Return the whole listing exactly as it stands.

• **Material to process**:

________________________

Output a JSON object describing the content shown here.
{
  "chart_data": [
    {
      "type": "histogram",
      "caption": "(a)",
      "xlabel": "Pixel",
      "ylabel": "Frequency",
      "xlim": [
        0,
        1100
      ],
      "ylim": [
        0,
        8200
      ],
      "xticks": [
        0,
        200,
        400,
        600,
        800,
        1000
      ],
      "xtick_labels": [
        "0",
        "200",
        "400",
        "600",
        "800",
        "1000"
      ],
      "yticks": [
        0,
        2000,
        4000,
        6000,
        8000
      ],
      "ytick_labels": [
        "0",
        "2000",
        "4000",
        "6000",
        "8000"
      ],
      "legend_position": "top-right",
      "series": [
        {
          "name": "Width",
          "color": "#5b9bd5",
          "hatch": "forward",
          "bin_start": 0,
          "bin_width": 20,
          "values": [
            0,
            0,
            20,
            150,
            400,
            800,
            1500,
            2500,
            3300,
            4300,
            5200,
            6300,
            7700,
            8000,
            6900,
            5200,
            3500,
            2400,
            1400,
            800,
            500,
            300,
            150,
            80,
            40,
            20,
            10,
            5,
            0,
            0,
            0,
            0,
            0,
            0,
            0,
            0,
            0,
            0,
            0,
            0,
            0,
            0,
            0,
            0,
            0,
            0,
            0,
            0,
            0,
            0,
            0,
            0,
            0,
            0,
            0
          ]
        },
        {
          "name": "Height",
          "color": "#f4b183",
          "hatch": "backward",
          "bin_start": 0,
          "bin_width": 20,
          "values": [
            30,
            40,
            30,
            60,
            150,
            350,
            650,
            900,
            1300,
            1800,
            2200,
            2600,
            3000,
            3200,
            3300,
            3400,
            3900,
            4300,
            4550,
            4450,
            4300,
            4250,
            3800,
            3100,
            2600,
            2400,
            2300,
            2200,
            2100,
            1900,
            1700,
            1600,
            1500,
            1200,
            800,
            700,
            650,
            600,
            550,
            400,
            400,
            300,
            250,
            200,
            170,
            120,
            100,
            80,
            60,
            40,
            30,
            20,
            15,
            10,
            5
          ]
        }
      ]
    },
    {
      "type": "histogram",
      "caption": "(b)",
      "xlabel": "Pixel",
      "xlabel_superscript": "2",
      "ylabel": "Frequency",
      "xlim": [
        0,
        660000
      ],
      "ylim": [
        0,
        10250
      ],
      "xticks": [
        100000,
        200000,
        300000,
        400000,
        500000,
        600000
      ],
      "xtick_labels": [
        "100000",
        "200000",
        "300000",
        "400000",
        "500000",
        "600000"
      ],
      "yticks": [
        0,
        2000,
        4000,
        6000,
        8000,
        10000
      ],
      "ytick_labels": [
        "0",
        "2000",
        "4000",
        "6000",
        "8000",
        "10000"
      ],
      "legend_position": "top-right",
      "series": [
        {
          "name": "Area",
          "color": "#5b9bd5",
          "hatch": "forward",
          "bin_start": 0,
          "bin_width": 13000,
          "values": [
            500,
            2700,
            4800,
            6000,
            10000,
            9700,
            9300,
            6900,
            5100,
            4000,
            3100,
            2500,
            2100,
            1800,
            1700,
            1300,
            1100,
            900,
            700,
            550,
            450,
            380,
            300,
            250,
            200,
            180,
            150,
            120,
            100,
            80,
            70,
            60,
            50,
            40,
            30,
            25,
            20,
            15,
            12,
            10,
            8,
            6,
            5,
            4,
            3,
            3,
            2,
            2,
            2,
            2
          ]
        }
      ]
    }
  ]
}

________________________

• **Exercise answer**:
Output a JSON object describing the content shown here.
{
  "chart_data": [
    {
      "type": "histogram",
      "caption": "(a)",
      "xlabel": "Pixel",
      "ylabel": "Frequency",
      "xlim": [
        0,
        1100
      ],
      "ylim": [
        0,
        8200
      ],
      "xticks": [
        0,
        200,
        400,
        600,
        800,
        1000
      ],
      "xtick_labels": [
        "0",
        "200",
        "400",
        "600",
        "800",
        "1000"
      ],
      "yticks": [
        0,
        2000,
        4000,
        6000,
        8000
      ],
      "ytick_labels": [
        "0",
        "2000",
        "4000",
        "6000",
        "8000"
      ],
      "legend_position": "top-right",
      "series": [
        {
          "name": "Width",
          "color": "#5b9bd5",
          "hatch": "forward",
          "bin_start": 0,
          "bin_width": 20,
          "values": [
            0,
            0,
            20,
            150,
            400,
            800,
            1500,
            2500,
            3300,
            4300,
            5200,
            6300,
            7700,
            8000,
            6900,
            5200,
            3500,
            2400,
            1400,
            800,
            500,
            300,
            150,
            80,
            40,
            20,
            10,
            5,
            0,
            0,
            0,
            0,
            0,
            0,
            0,
            0,
            0,
            0,
            0,
            0,
            0,
            0,
            0,
            0,
            0,
            0,
            0,
            0,
            0,
            0,
            0,
            0,
            0,
            0,
            0
          ]
        },
        {
          "name": "Height",
          "color": "#f4b183",
          "hatch": "backward",
          "bin_start": 0,
          "bin_width": 20,
          "values": [
            30,
            40,
            30,
            60,
            150,
            350,
            650,
            900,
            1300,
            1800,
            2200,
            2600,
            3000,
            3200,
            3300,
            3400,
            3900,
            4300,
            4550,
            4450,
            4300,
            4250,
            3800,
            3100,
            2600,
            2400,
            2300,
            2200,
            2100,
            1900,
            1700,
            1600,
            1500,
            1200,
            800,
            700,
            650,
            600,
            550,
            400,
            400,
            300,
            250,
            200,
            170,
            120,
            100,
            80,
            60,
            40,
            30,
            20,
            15,
            10,
            5
          ]
        }
      ]
    },
    {
      "type": "histogram",
      "caption": "(b)",
      "xlabel": "Pixel",
      "xlabel_superscript": "2",
      "ylabel": "Frequency",
      "xlim": [
        0,
        660000
      ],
      "ylim": [
        0,
        10250
      ],
      "xticks": [
        100000,
        200000,
        300000,
        400000,
        500000,
        600000
      ],
      "xtick_labels": [
        "100000",
        "200000",
        "300000",
        "400000",
        "500000",
        "600000"
      ],
      "yticks": [
        0,
        2000,
        4000,
        6000,
        8000,
        10000
      ],
      "ytick_labels": [
        "0",
        "2000",
        "4000",
        "6000",
        "8000",
        "10000"
      ],
      "legend_position": "top-right",
      "series": [
        {
          "name": "Area",
          "color": "#5b9bd5",
          "hatch": "forward",
          "bin_start": 0,
          "bin_width": 13000,
          "values": [
            500,
            2700,
            4800,
            6000,
            10000,
            9700,
            9300,
            6900,
            5100,
            4000,
            3100,
            2500,
            2100,
            1800,
            1700,
            1300,
            1100,
            900,
            700,
            550,
            450,
            380,
            300,
            250,
            200,
            180,
            150,
            120,
            100,
            80,
            70,
            60,
            50,
            40,
            30,
            25,
            20,
            15,
            12,
            10,
            8,
            6,
            5,
            4,
            3,
            3,
            2,
            2,
            2,
            2
          ]
        }
      ]
    }
  ]
}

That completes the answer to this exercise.